Scan the lines below; pull out those with "right".

__RECORDED INFORMATION__
______________________________

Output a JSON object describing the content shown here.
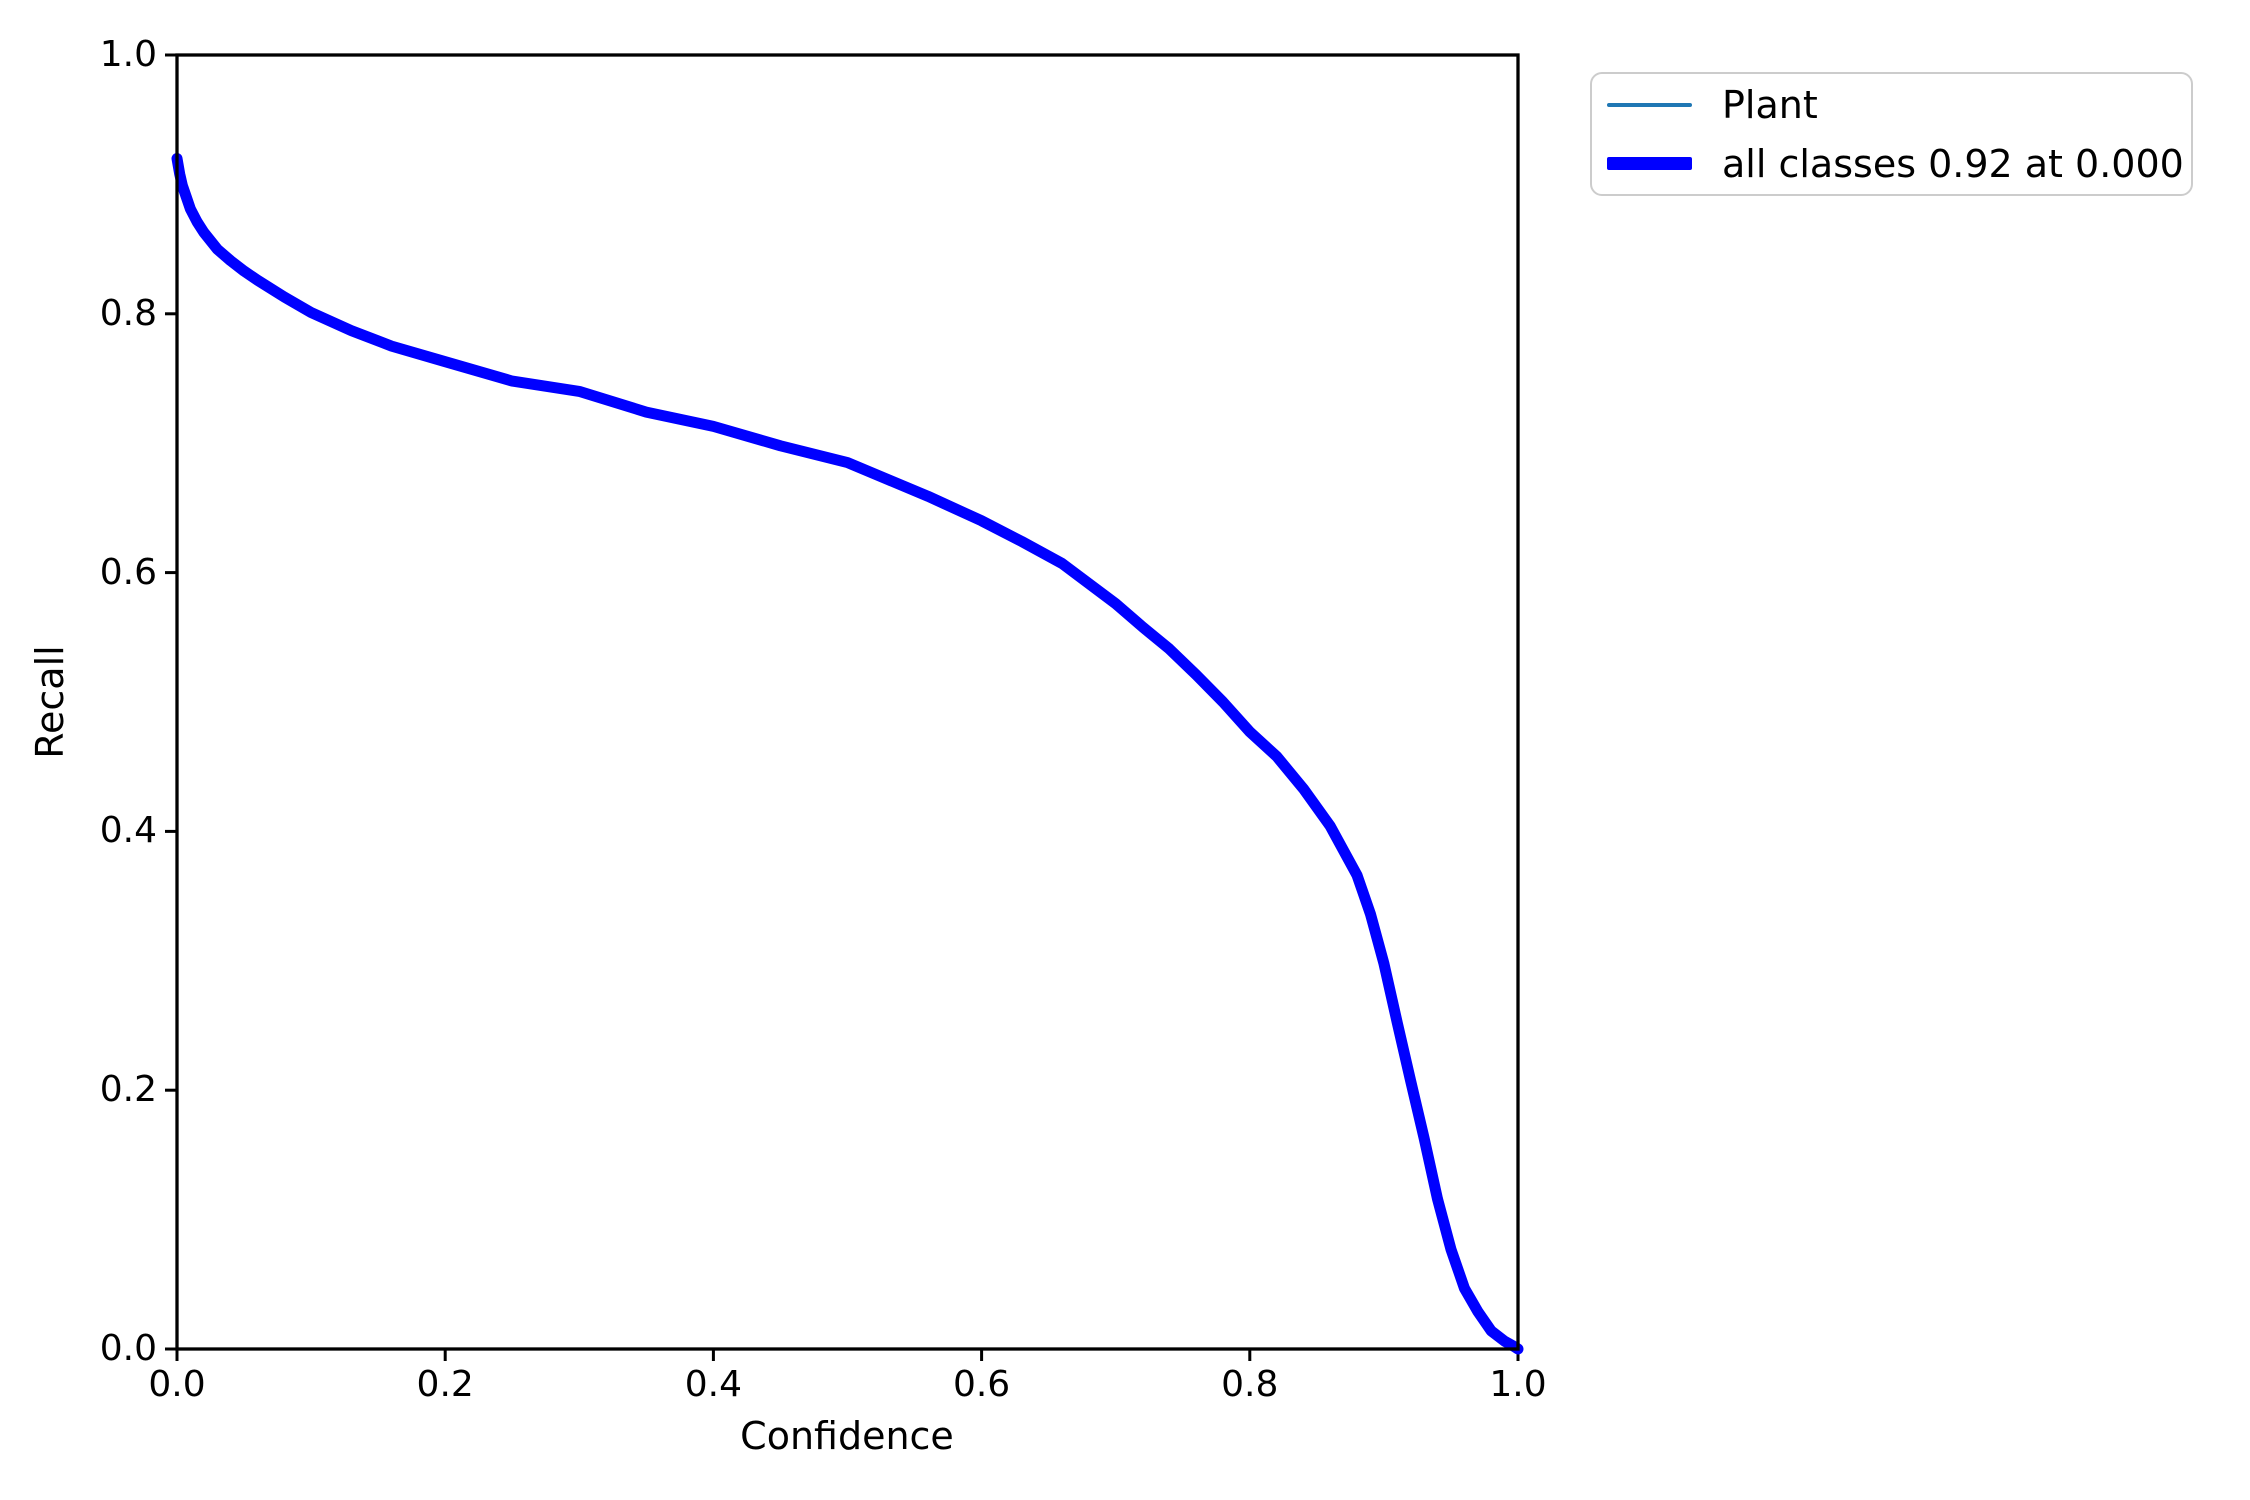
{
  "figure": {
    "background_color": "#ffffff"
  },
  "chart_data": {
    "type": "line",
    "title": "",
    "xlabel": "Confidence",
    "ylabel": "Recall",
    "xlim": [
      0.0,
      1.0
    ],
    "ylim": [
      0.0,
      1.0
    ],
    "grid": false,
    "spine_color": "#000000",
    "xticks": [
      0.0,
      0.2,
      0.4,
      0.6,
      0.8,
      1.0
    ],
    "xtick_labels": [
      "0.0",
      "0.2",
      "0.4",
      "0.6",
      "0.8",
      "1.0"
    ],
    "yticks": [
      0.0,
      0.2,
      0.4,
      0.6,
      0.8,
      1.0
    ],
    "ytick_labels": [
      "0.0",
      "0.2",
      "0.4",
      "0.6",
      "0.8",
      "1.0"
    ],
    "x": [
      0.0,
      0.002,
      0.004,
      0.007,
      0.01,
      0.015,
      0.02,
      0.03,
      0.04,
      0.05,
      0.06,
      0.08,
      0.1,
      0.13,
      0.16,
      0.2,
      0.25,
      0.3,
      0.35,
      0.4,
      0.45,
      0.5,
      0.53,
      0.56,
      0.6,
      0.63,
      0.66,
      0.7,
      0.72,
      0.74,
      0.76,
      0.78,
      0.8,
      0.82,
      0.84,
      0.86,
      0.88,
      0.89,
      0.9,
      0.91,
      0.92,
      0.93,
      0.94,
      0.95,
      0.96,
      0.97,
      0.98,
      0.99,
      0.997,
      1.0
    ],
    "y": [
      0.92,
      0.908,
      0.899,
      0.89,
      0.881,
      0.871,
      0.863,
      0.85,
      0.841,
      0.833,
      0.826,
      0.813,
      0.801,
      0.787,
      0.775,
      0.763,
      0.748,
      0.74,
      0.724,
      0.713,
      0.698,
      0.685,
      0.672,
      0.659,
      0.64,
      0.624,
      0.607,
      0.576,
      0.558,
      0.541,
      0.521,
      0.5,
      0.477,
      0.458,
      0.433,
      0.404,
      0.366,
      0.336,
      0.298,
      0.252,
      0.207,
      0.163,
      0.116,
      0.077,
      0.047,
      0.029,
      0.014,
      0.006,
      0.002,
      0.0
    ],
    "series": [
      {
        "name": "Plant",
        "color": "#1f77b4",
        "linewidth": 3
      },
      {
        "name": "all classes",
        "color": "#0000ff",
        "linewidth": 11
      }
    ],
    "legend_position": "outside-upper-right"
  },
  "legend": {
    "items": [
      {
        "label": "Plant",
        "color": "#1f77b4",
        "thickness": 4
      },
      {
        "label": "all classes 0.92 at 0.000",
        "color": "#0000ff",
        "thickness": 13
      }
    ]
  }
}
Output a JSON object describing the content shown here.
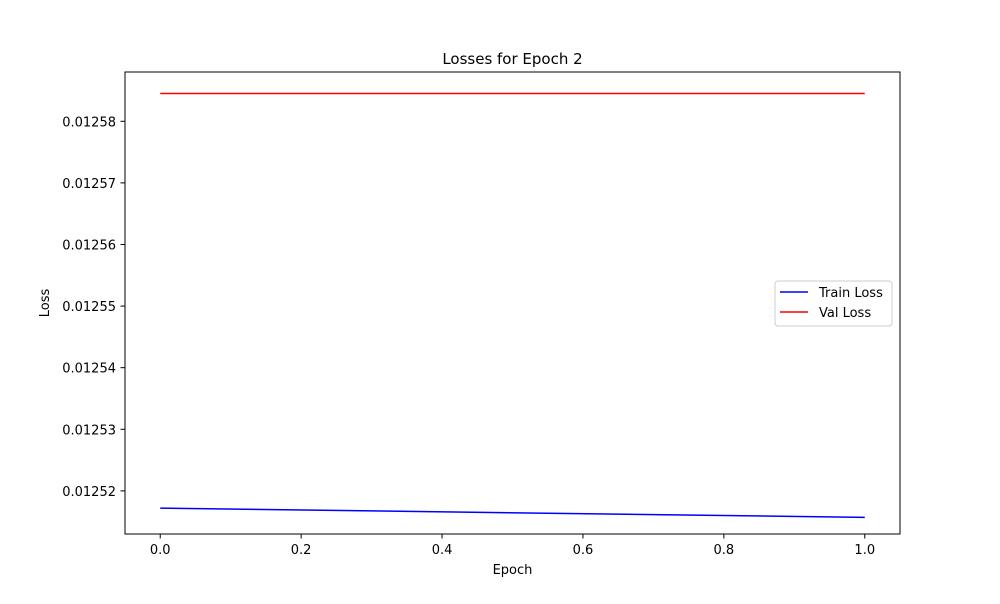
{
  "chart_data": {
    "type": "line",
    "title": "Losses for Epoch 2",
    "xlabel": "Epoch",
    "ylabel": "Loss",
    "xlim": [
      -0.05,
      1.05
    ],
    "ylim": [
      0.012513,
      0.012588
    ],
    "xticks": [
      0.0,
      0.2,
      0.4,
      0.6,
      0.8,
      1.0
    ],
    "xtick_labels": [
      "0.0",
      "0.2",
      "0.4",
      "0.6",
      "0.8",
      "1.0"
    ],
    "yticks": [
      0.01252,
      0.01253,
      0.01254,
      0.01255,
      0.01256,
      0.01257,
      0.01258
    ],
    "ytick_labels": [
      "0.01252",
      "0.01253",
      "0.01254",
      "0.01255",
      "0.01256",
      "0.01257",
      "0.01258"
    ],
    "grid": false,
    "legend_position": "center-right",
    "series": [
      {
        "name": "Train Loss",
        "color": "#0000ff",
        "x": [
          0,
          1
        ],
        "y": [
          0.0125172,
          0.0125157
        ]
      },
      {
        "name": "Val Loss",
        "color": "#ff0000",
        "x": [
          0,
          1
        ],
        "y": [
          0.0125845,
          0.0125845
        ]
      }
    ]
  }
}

______________________________

__RESULT BELOW__
    "legend_position": "outside-upper-right"
    "legend_position": "center-right",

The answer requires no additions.